Instruction
Copy all lines below exactly as written. Leave pictures out.

Input rows
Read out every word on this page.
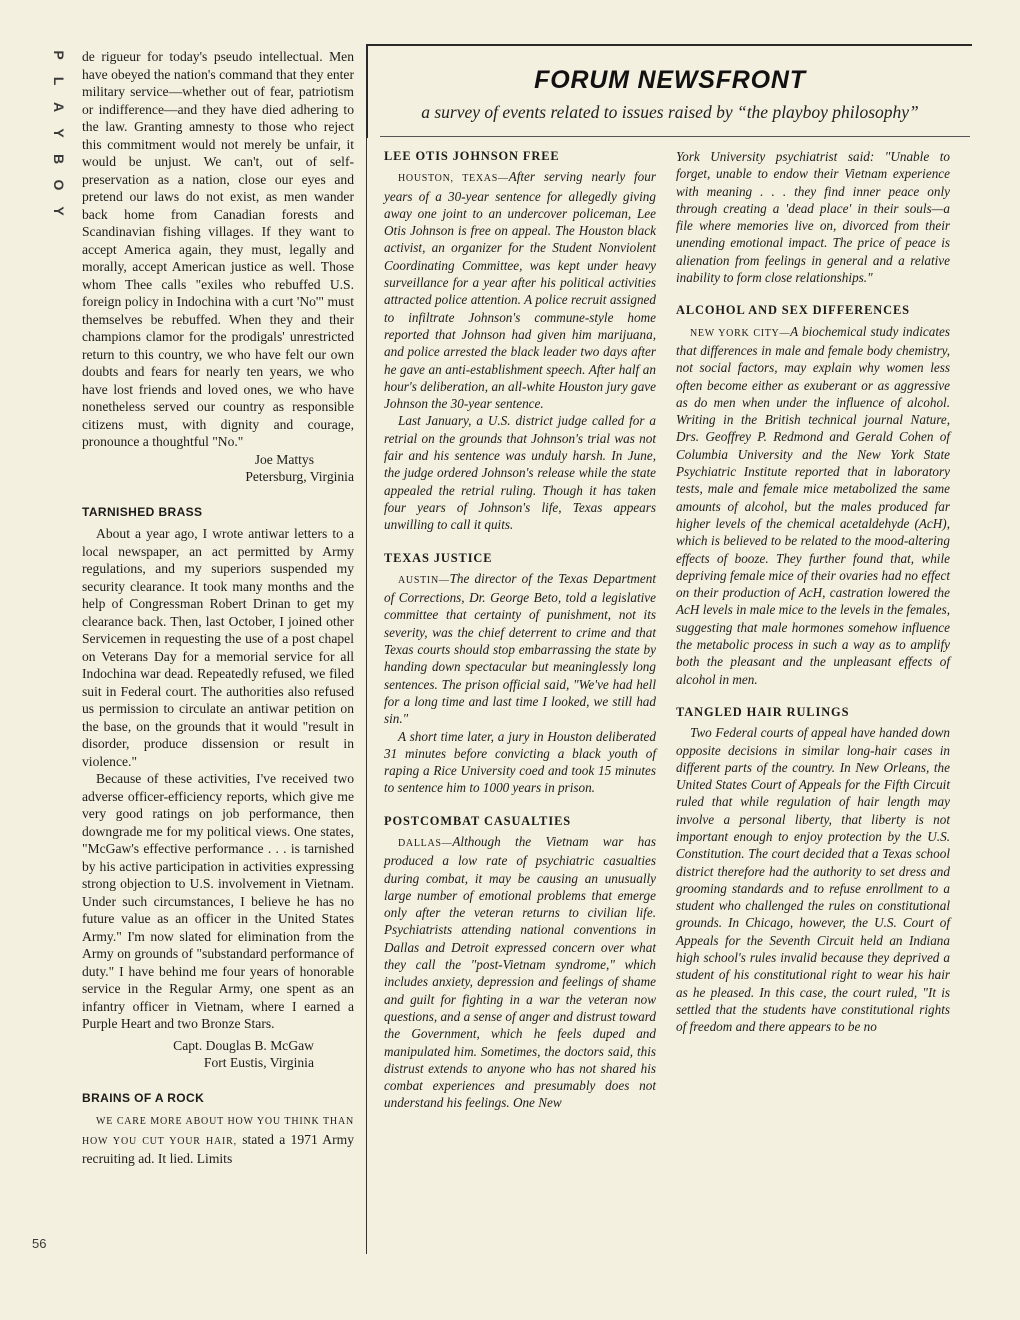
P
L
A
Y
B
O
Y
56

de rigueur for today's pseudo intellectual. Men have obeyed the nation's command that they enter military service—whether out of fear, patriotism or indifference—and they have died adhering to the law. Granting amnesty to those who reject this commitment would not merely be unfair, it would be unjust. We can't, out of self-preservation as a nation, close our eyes and pretend our laws do not exist, as men wander back home from Canadian forests and Scandinavian fishing villages. If they want to accept America again, they must, legally and morally, accept American justice as well. Those whom Thee calls "exiles who rebuffed U.S. foreign policy in Indochina with a curt 'No'" must themselves be rebuffed. When they and their champions clamor for the prodigals' unrestricted return to this country, we who have felt our own doubts and fears for nearly ten years, we who have lost friends and loved ones, we who have nonetheless served our country as responsible citizens must, with dignity and courage, pronounce a thoughtful "No."

Joe Mattys

Petersburg, Virginia

TARNISHED BRASS

About a year ago, I wrote antiwar letters to a local newspaper, an act permitted by Army regulations, and my superiors suspended my security clearance. It took many months and the help of Congressman Robert Drinan to get my clearance back. Then, last October, I joined other Servicemen in requesting the use of a post chapel on Veterans Day for a memorial service for all Indochina war dead. Repeatedly refused, we filed suit in Federal court. The authorities also refused us permission to circulate an antiwar petition on the base, on the grounds that it would "result in disorder, produce dissension or result in violence."

Because of these activities, I've received two adverse officer-efficiency reports, which give me very good ratings on job performance, then downgrade me for my political views. One states, "McGaw's effective performance . . . is tarnished by his active participation in activities expressing strong objection to U.S. involvement in Vietnam. Under such circumstances, I believe he has no future value as an officer in the United States Army." I'm now slated for elimination from the Army on grounds of "substandard performance of duty." I have behind me four years of honorable service in the Regular Army, one spent as an infantry officer in Vietnam, where I earned a Purple Heart and two Bronze Stars.

Capt. Douglas B. McGaw

Fort Eustis, Virginia

BRAINS OF A ROCK

WE CARE MORE ABOUT HOW YOU THINK THAN HOW YOU CUT YOUR HAIR, stated a 1971 Army recruiting ad. It lied. Limits

FORUM NEWSFRONT
a survey of events related to issues raised by “the playboy philosophy”
LEE OTIS JOHNSON FREE

HOUSTON, TEXAS—After serving nearly four years of a 30-year sentence for allegedly giving away one joint to an undercover policeman, Lee Otis Johnson is free on appeal. The Houston black activist, an organizer for the Student Nonviolent Coordinating Committee, was kept under heavy surveillance for a year after his political activities attracted police attention. A police recruit assigned to infiltrate Johnson's commune-style home reported that Johnson had given him marijuana, and police arrested the black leader two days after he gave an anti-establishment speech. After half an hour's deliberation, an all-white Houston jury gave Johnson the 30-year sentence.

Last January, a U.S. district judge called for a retrial on the grounds that Johnson's trial was not fair and his sentence was unduly harsh. In June, the judge ordered Johnson's release while the state appealed the retrial ruling. Though it has taken four years of Johnson's life, Texas appears unwilling to call it quits.

TEXAS JUSTICE

AUSTIN—The director of the Texas Department of Corrections, Dr. George Beto, told a legislative committee that certainty of punishment, not its severity, was the chief deterrent to crime and that Texas courts should stop embarrassing the state by handing down spectacular but meaninglessly long sentences. The prison official said, "We've had hell for a long time and last time I looked, we still had sin."

A short time later, a jury in Houston deliberated 31 minutes before convicting a black youth of raping a Rice University coed and took 15 minutes to sentence him to 1000 years in prison.

POSTCOMBAT CASUALTIES

DALLAS—Although the Vietnam war has produced a low rate of psychiatric casualties during combat, it may be causing an unusually large number of emotional problems that emerge only after the veteran returns to civilian life. Psychiatrists attending national conventions in Dallas and Detroit expressed concern over what they call the "post-Vietnam syndrome," which includes anxiety, depression and feelings of shame and guilt for fighting in a war the veteran now questions, and a sense of anger and distrust toward the Government, which he feels duped and manipulated him. Sometimes, the doctors said, this distrust extends to anyone who has not shared his combat experiences and presumably does not understand his feelings. One New

York University psychiatrist said: "Unable to forget, unable to endow their Vietnam experience with meaning . . . they find inner peace only through creating a 'dead place' in their souls—a file where memories live on, divorced from their unending emotional impact. The price of peace is alienation from feelings in general and a relative inability to form close relationships."

ALCOHOL AND SEX DIFFERENCES

NEW YORK CITY—A biochemical study indicates that differences in male and female body chemistry, not social factors, may explain why women less often become either as exuberant or as aggressive as do men when under the influence of alcohol. Writing in the British technical journal Nature, Drs. Geoffrey P. Redmond and Gerald Cohen of Columbia University and the New York State Psychiatric Institute reported that in laboratory tests, male and female mice metabolized the same amounts of alcohol, but the males produced far higher levels of the chemical acetaldehyde (AcH), which is believed to be related to the mood-altering effects of booze. They further found that, while depriving female mice of their ovaries had no effect on their production of AcH, castration lowered the AcH levels in male mice to the levels in the females, suggesting that male hormones somehow influence the metabolic process in such a way as to amplify both the pleasant and the unpleasant effects of alcohol in men.

TANGLED HAIR RULINGS

Two Federal courts of appeal have handed down opposite decisions in similar long-hair cases in different parts of the country. In New Orleans, the United States Court of Appeals for the Fifth Circuit ruled that while regulation of hair length may involve a personal liberty, that liberty is not important enough to enjoy protection by the U.S. Constitution. The court decided that a Texas school district therefore had the authority to set dress and grooming standards and to refuse enrollment to a student who challenged the rules on constitutional grounds. In Chicago, however, the U.S. Court of Appeals for the Seventh Circuit held an Indiana high school's rules invalid because they deprived a student of his constitutional right to wear his hair as he pleased. In this case, the court ruled, "It is settled that the students have constitutional rights of freedom and there appears to be no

Reply to the exercise
Read out every word on this page.
P
L
A
Y
B
O
Y
56

de rigueur for today's pseudo intellectual. Men have obeyed the nation's command that they enter military service—whether out of fear, patriotism or indifference—and they have died adhering to the law. Granting amnesty to those who reject this commitment would not merely be unfair, it would be unjust. We can't, out of self-preservation as a nation, close our eyes and pretend our laws do not exist, as men wander back home from Canadian forests and Scandinavian fishing villages. If they want to accept America again, they must, legally and morally, accept American justice as well. Those whom Thee calls "exiles who rebuffed U.S. foreign policy in Indochina with a curt 'No'" must themselves be rebuffed. When they and their champions clamor for the prodigals' unrestricted return to this country, we who have felt our own doubts and fears for nearly ten years, we who have lost friends and loved ones, we who have nonetheless served our country as responsible citizens must, with dignity and courage, pronounce a thoughtful "No."

Joe Mattys

Petersburg, Virginia

TARNISHED BRASS

About a year ago, I wrote antiwar letters to a local newspaper, an act permitted by Army regulations, and my superiors suspended my security clearance. It took many months and the help of Congressman Robert Drinan to get my clearance back. Then, last October, I joined other Servicemen in requesting the use of a post chapel on Veterans Day for a memorial service for all Indochina war dead. Repeatedly refused, we filed suit in Federal court. The authorities also refused us permission to circulate an antiwar petition on the base, on the grounds that it would "result in disorder, produce dissension or result in violence."

Because of these activities, I've received two adverse officer-efficiency reports, which give me very good ratings on job performance, then downgrade me for my political views. One states, "McGaw's effective performance . . . is tarnished by his active participation in activities expressing strong objection to U.S. involvement in Vietnam. Under such circumstances, I believe he has no future value as an officer in the United States Army." I'm now slated for elimination from the Army on grounds of "substandard performance of duty." I have behind me four years of honorable service in the Regular Army, one spent as an infantry officer in Vietnam, where I earned a Purple Heart and two Bronze Stars.

Capt. Douglas B. McGaw

Fort Eustis, Virginia

BRAINS OF A ROCK

WE CARE MORE ABOUT HOW YOU THINK THAN HOW YOU CUT YOUR HAIR, stated a 1971 Army recruiting ad. It lied. Limits

FORUM NEWSFRONT
a survey of events related to issues raised by “the playboy philosophy”
LEE OTIS JOHNSON FREE

HOUSTON, TEXAS—After serving nearly four years of a 30-year sentence for allegedly giving away one joint to an undercover policeman, Lee Otis Johnson is free on appeal. The Houston black activist, an organizer for the Student Nonviolent Coordinating Committee, was kept under heavy surveillance for a year after his political activities attracted police attention. A police recruit assigned to infiltrate Johnson's commune-style home reported that Johnson had given him marijuana, and police arrested the black leader two days after he gave an anti-establishment speech. After half an hour's deliberation, an all-white Houston jury gave Johnson the 30-year sentence.

Last January, a U.S. district judge called for a retrial on the grounds that Johnson's trial was not fair and his sentence was unduly harsh. In June, the judge ordered Johnson's release while the state appealed the retrial ruling. Though it has taken four years of Johnson's life, Texas appears unwilling to call it quits.

TEXAS JUSTICE

AUSTIN—The director of the Texas Department of Corrections, Dr. George Beto, told a legislative committee that certainty of punishment, not its severity, was the chief deterrent to crime and that Texas courts should stop embarrassing the state by handing down spectacular but meaninglessly long sentences. The prison official said, "We've had hell for a long time and last time I looked, we still had sin."

A short time later, a jury in Houston deliberated 31 minutes before convicting a black youth of raping a Rice University coed and took 15 minutes to sentence him to 1000 years in prison.

POSTCOMBAT CASUALTIES

DALLAS—Although the Vietnam war has produced a low rate of psychiatric casualties during combat, it may be causing an unusually large number of emotional problems that emerge only after the veteran returns to civilian life. Psychiatrists attending national conventions in Dallas and Detroit expressed concern over what they call the "post-Vietnam syndrome," which includes anxiety, depression and feelings of shame and guilt for fighting in a war the veteran now questions, and a sense of anger and distrust toward the Government, which he feels duped and manipulated him. Sometimes, the doctors said, this distrust extends to anyone who has not shared his combat experiences and presumably does not understand his feelings. One New

York University psychiatrist said: "Unable to forget, unable to endow their Vietnam experience with meaning . . . they find inner peace only through creating a 'dead place' in their souls—a file where memories live on, divorced from their unending emotional impact. The price of peace is alienation from feelings in general and a relative inability to form close relationships."

ALCOHOL AND SEX DIFFERENCES

NEW YORK CITY—A biochemical study indicates that differences in male and female body chemistry, not social factors, may explain why women less often become either as exuberant or as aggressive as do men when under the influence of alcohol. Writing in the British technical journal Nature, Drs. Geoffrey P. Redmond and Gerald Cohen of Columbia University and the New York State Psychiatric Institute reported that in laboratory tests, male and female mice metabolized the same amounts of alcohol, but the males produced far higher levels of the chemical acetaldehyde (AcH), which is believed to be related to the mood-altering effects of booze. They further found that, while depriving female mice of their ovaries had no effect on their production of AcH, castration lowered the AcH levels in male mice to the levels in the females, suggesting that male hormones somehow influence the metabolic process in such a way as to amplify both the pleasant and the unpleasant effects of alcohol in men.

TANGLED HAIR RULINGS

Two Federal courts of appeal have handed down opposite decisions in similar long-hair cases in different parts of the country. In New Orleans, the United States Court of Appeals for the Fifth Circuit ruled that while regulation of hair length may involve a personal liberty, that liberty is not important enough to enjoy protection by the U.S. Constitution. The court decided that a Texas school district therefore had the authority to set dress and grooming standards and to refuse enrollment to a student who challenged the rules on constitutional grounds. In Chicago, however, the U.S. Court of Appeals for the Seventh Circuit held an Indiana high school's rules invalid because they deprived a student of his constitutional right to wear his hair as he pleased. In this case, the court ruled, "It is settled that the students have constitutional rights of freedom and there appears to be no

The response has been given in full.